Stated problem
From the records below, give the number of lines that contain the string "szkoły", without any other text.

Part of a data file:
------------------------------

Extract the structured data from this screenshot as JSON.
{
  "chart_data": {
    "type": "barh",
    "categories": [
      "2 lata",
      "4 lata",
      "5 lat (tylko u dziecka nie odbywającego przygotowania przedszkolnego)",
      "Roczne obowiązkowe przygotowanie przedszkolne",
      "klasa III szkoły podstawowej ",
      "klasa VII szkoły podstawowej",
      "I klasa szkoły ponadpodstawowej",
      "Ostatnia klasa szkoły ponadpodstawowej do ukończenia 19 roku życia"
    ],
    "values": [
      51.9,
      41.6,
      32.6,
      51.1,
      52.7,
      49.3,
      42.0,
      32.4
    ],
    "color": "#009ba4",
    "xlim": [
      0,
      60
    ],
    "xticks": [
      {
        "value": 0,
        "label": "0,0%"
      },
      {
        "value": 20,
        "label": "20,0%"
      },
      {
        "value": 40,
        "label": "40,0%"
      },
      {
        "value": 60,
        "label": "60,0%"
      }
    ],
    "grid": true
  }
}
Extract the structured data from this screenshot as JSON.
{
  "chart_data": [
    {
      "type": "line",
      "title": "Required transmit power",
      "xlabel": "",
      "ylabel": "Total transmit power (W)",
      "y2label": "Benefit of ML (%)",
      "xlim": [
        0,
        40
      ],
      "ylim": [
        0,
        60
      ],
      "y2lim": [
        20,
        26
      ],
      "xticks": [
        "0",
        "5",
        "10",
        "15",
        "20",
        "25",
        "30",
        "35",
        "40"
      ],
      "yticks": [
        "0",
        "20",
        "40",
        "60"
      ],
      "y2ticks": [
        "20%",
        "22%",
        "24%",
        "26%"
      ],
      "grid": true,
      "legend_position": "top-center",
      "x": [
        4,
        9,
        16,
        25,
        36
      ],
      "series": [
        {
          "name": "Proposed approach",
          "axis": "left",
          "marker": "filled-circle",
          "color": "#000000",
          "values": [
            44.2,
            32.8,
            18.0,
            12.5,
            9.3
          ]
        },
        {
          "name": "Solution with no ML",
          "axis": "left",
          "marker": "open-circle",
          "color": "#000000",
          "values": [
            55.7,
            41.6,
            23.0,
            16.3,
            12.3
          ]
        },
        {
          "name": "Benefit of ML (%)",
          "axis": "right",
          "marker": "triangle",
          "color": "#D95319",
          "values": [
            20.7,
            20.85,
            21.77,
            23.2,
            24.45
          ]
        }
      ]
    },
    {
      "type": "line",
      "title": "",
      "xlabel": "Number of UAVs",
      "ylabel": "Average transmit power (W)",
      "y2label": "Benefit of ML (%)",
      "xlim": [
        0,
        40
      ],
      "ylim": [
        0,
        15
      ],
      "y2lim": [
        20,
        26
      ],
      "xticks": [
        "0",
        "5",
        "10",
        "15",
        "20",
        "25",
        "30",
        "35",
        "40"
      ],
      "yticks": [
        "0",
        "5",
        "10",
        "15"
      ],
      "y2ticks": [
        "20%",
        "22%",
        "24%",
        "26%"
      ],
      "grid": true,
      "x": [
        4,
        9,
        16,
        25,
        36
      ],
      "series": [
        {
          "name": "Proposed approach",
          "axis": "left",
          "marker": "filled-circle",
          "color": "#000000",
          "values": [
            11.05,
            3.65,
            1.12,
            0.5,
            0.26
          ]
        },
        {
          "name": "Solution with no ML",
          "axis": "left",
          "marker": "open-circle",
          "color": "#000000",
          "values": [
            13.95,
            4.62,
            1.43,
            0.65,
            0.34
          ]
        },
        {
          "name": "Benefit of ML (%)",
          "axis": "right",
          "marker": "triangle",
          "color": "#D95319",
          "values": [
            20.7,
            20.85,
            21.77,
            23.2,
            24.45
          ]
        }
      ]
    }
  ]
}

------------------------------

Finished answer
4